Copy every entry exactly as given, minus the images.

— START —

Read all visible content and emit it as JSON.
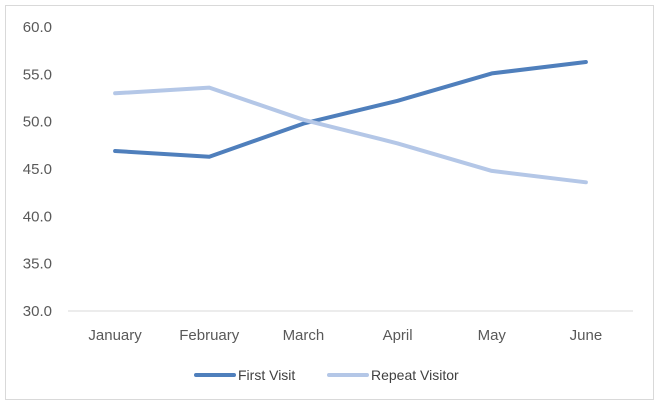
{
  "chart_data": {
    "type": "line",
    "title": "",
    "xlabel": "",
    "ylabel": "",
    "categories": [
      "January",
      "February",
      "March",
      "April",
      "May",
      "June"
    ],
    "ylim": [
      30.0,
      60.0
    ],
    "yticks": [
      "30.0",
      "35.0",
      "40.0",
      "45.0",
      "50.0",
      "55.0",
      "60.0"
    ],
    "grid": false,
    "legend_position": "bottom",
    "series": [
      {
        "name": "First Visit",
        "color": "#4f7fbc",
        "values": [
          46.9,
          46.3,
          49.8,
          52.2,
          55.1,
          56.3
        ]
      },
      {
        "name": "Repeat Visitor",
        "color": "#b4c7e7",
        "values": [
          53.0,
          53.6,
          50.2,
          47.7,
          44.8,
          43.6
        ]
      }
    ]
  }
}
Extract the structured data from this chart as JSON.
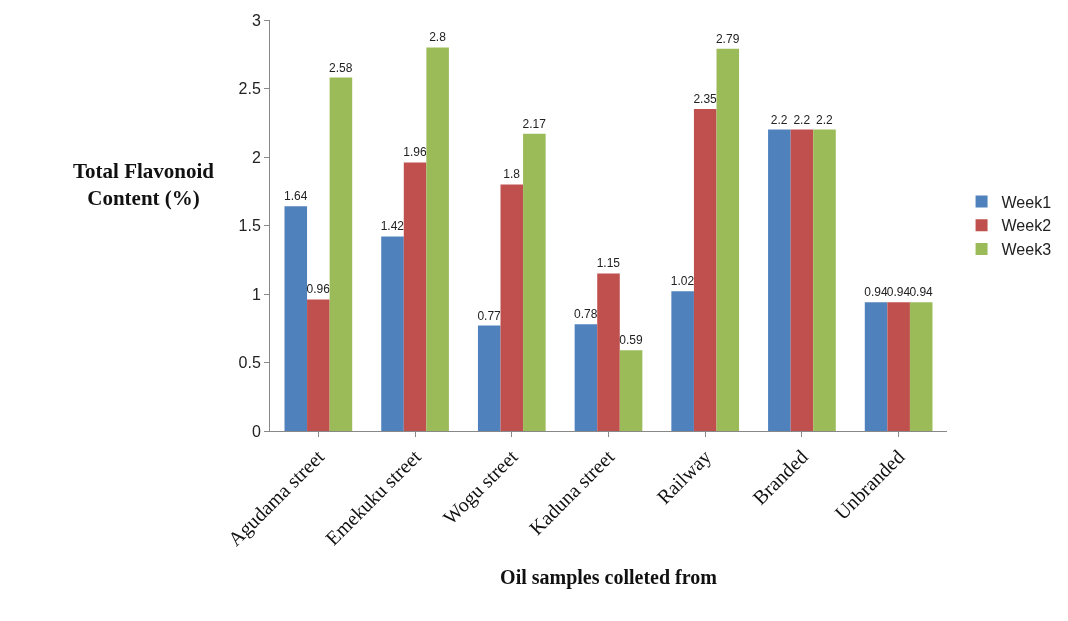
{
  "chart_data": {
    "type": "bar",
    "xlabel": "Oil samples colleted from",
    "ylabel": "Total Flavonoid Content (%)",
    "categories": [
      "Agudama street",
      "Emekuku street",
      "Wogu street",
      "Kaduna street",
      "Railway",
      "Branded",
      "Unbranded"
    ],
    "series": [
      {
        "name": "Week1",
        "color": "#4f81bd",
        "values": [
          1.64,
          1.42,
          0.77,
          0.78,
          1.02,
          2.2,
          0.94
        ]
      },
      {
        "name": "Week2",
        "color": "#c0504d",
        "values": [
          0.96,
          1.96,
          1.8,
          1.15,
          2.35,
          2.2,
          0.94
        ]
      },
      {
        "name": "Week3",
        "color": "#9bbb59",
        "values": [
          2.58,
          2.8,
          2.17,
          0.59,
          2.79,
          2.2,
          0.94
        ]
      }
    ],
    "ylim": [
      0,
      3
    ],
    "yticks": [
      0,
      0.5,
      1,
      1.5,
      2,
      2.5,
      3
    ],
    "grid": false,
    "legend": "right",
    "data_labels": true
  }
}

— END —

• _RESPONSE_:
Read all visible content and emit it as JSON.
{
  "chart_data": {
    "type": "line",
    "title": "",
    "xlabel": "",
    "ylabel": "",
    "categories": [
      "January",
      "February",
      "March",
      "April",
      "May",
      "June"
    ],
    "ylim": [
      30.0,
      60.0
    ],
    "yticks": [
      "30.0",
      "35.0",
      "40.0",
      "45.0",
      "50.0",
      "55.0",
      "60.0"
    ],
    "grid": false,
    "legend_position": "bottom",
    "series": [
      {
        "name": "First Visit",
        "color": "#4f7fbc",
        "values": [
          46.9,
          46.3,
          49.8,
          52.2,
          55.1,
          56.3
        ]
      },
      {
        "name": "Repeat Visitor",
        "color": "#b4c7e7",
        "values": [
          53.0,
          53.6,
          50.2,
          47.7,
          44.8,
          43.6
        ]
      }
    ]
  }
}
Extract the structured data from this chart as JSON.
{
  "chart_data": {
    "type": "bar",
    "xlabel": "Oil samples colleted from",
    "ylabel": "Total Flavonoid Content (%)",
    "categories": [
      "Agudama street",
      "Emekuku street",
      "Wogu street",
      "Kaduna street",
      "Railway",
      "Branded",
      "Unbranded"
    ],
    "series": [
      {
        "name": "Week1",
        "color": "#4f81bd",
        "values": [
          1.64,
          1.42,
          0.77,
          0.78,
          1.02,
          2.2,
          0.94
        ]
      },
      {
        "name": "Week2",
        "color": "#c0504d",
        "values": [
          0.96,
          1.96,
          1.8,
          1.15,
          2.35,
          2.2,
          0.94
        ]
      },
      {
        "name": "Week3",
        "color": "#9bbb59",
        "values": [
          2.58,
          2.8,
          2.17,
          0.59,
          2.79,
          2.2,
          0.94
        ]
      }
    ],
    "ylim": [
      0,
      3
    ],
    "yticks": [
      0,
      0.5,
      1,
      1.5,
      2,
      2.5,
      3
    ],
    "grid": false,
    "legend": "right",
    "data_labels": true
  }
}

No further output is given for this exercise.